** Available data **
>>>>
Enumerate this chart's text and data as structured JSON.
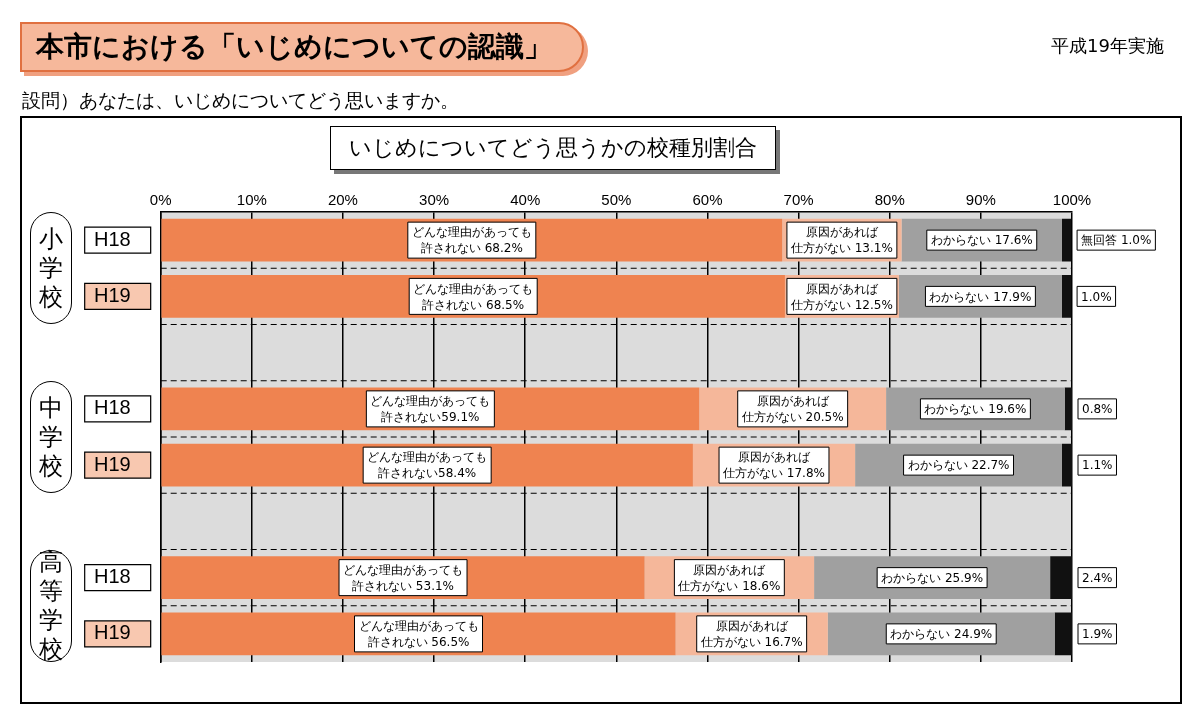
{
  "chart_data": {
    "type": "bar",
    "orientation": "horizontal",
    "stacked": true,
    "title": "本市における「いじめについての認識」",
    "subtitle": "設問）あなたは、いじめについてどう思いますか。",
    "annotations": [
      "平成19年実施",
      "いじめについてどう思うかの校種別割合",
      "小学校",
      "中学校",
      "高等学校"
    ],
    "categories": [
      "H18",
      "H19",
      null,
      "H18",
      "H19",
      null,
      "H18",
      "H19"
    ],
    "series": [
      {
        "color": "#ef8350",
        "values": [
          68.2,
          68.5,
          null,
          59.1,
          58.4,
          null,
          53.1,
          56.5
        ],
        "value_labels": [
          "どんな理由があっても許されない 68.2%",
          "どんな理由があっても許されない 68.5%",
          null,
          "どんな理由があっても許されない59.1%",
          "どんな理由があっても許されない58.4%",
          null,
          "どんな理由があっても許されない 53.1%",
          "どんな理由があっても許されない 56.5%"
        ]
      },
      {
        "color": "#f5b79a",
        "values": [
          13.1,
          12.5,
          null,
          20.5,
          17.8,
          null,
          18.6,
          16.7
        ],
        "value_labels": [
          "原因があれば仕方がない 13.1%",
          "原因があれば仕方がない 12.5%",
          null,
          "原因があれば仕方がない 20.5%",
          "原因があれば仕方がない 17.8%",
          null,
          "原因があれば仕方がない 18.6%",
          "原因があれば仕方がない 16.7%"
        ]
      },
      {
        "color": "#a0a0a0",
        "values": [
          17.6,
          17.9,
          null,
          19.6,
          22.7,
          null,
          25.9,
          24.9
        ],
        "value_labels": [
          "わからない 17.6%",
          "わからない 17.9%",
          null,
          "わからない 19.6%",
          "わからない 22.7%",
          null,
          "わからない 25.9%",
          "わからない 24.9%"
        ]
      },
      {
        "color": "#111111",
        "values": [
          1.0,
          1.0,
          null,
          0.8,
          1.1,
          null,
          2.4,
          1.9
        ],
        "value_labels": [
          "無回答 1.0%",
          "1.0%",
          null,
          "0.8%",
          "1.1%",
          null,
          "2.4%",
          "1.9%"
        ]
      }
    ],
    "xlim": [
      0,
      100
    ],
    "xticks": [
      {
        "value": 0,
        "label": "0%"
      },
      {
        "value": 10,
        "label": "10%"
      },
      {
        "value": 20,
        "label": "20%"
      },
      {
        "value": 30,
        "label": "30%"
      },
      {
        "value": 40,
        "label": "40%"
      },
      {
        "value": 50,
        "label": "50%"
      },
      {
        "value": 60,
        "label": "60%"
      },
      {
        "value": 70,
        "label": "70%"
      },
      {
        "value": 80,
        "label": "80%"
      },
      {
        "value": 90,
        "label": "90%"
      },
      {
        "value": 100,
        "label": "100%"
      }
    ],
    "grid": "x"
  }
}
<<<<
** What is required **
Pictures stay out of the copy; please restate every record above exactly.

** Answer to this problem **
Enumerate this chart's text and data as structured JSON.
{
  "chart_data": {
    "type": "bar",
    "orientation": "horizontal",
    "stacked": true,
    "title": "本市における「いじめについての認識」",
    "subtitle": "設問）あなたは、いじめについてどう思いますか。",
    "annotations": [
      "平成19年実施",
      "いじめについてどう思うかの校種別割合",
      "小学校",
      "中学校",
      "高等学校"
    ],
    "categories": [
      "H18",
      "H19",
      null,
      "H18",
      "H19",
      null,
      "H18",
      "H19"
    ],
    "series": [
      {
        "color": "#ef8350",
        "values": [
          68.2,
          68.5,
          null,
          59.1,
          58.4,
          null,
          53.1,
          56.5
        ],
        "value_labels": [
          "どんな理由があっても許されない 68.2%",
          "どんな理由があっても許されない 68.5%",
          null,
          "どんな理由があっても許されない59.1%",
          "どんな理由があっても許されない58.4%",
          null,
          "どんな理由があっても許されない 53.1%",
          "どんな理由があっても許されない 56.5%"
        ]
      },
      {
        "color": "#f5b79a",
        "values": [
          13.1,
          12.5,
          null,
          20.5,
          17.8,
          null,
          18.6,
          16.7
        ],
        "value_labels": [
          "原因があれば仕方がない 13.1%",
          "原因があれば仕方がない 12.5%",
          null,
          "原因があれば仕方がない 20.5%",
          "原因があれば仕方がない 17.8%",
          null,
          "原因があれば仕方がない 18.6%",
          "原因があれば仕方がない 16.7%"
        ]
      },
      {
        "color": "#a0a0a0",
        "values": [
          17.6,
          17.9,
          null,
          19.6,
          22.7,
          null,
          25.9,
          24.9
        ],
        "value_labels": [
          "わからない 17.6%",
          "わからない 17.9%",
          null,
          "わからない 19.6%",
          "わからない 22.7%",
          null,
          "わからない 25.9%",
          "わからない 24.9%"
        ]
      },
      {
        "color": "#111111",
        "values": [
          1.0,
          1.0,
          null,
          0.8,
          1.1,
          null,
          2.4,
          1.9
        ],
        "value_labels": [
          "無回答 1.0%",
          "1.0%",
          null,
          "0.8%",
          "1.1%",
          null,
          "2.4%",
          "1.9%"
        ]
      }
    ],
    "xlim": [
      0,
      100
    ],
    "xticks": [
      {
        "value": 0,
        "label": "0%"
      },
      {
        "value": 10,
        "label": "10%"
      },
      {
        "value": 20,
        "label": "20%"
      },
      {
        "value": 30,
        "label": "30%"
      },
      {
        "value": 40,
        "label": "40%"
      },
      {
        "value": 50,
        "label": "50%"
      },
      {
        "value": 60,
        "label": "60%"
      },
      {
        "value": 70,
        "label": "70%"
      },
      {
        "value": 80,
        "label": "80%"
      },
      {
        "value": 90,
        "label": "90%"
      },
      {
        "value": 100,
        "label": "100%"
      }
    ],
    "grid": "x"
  }
}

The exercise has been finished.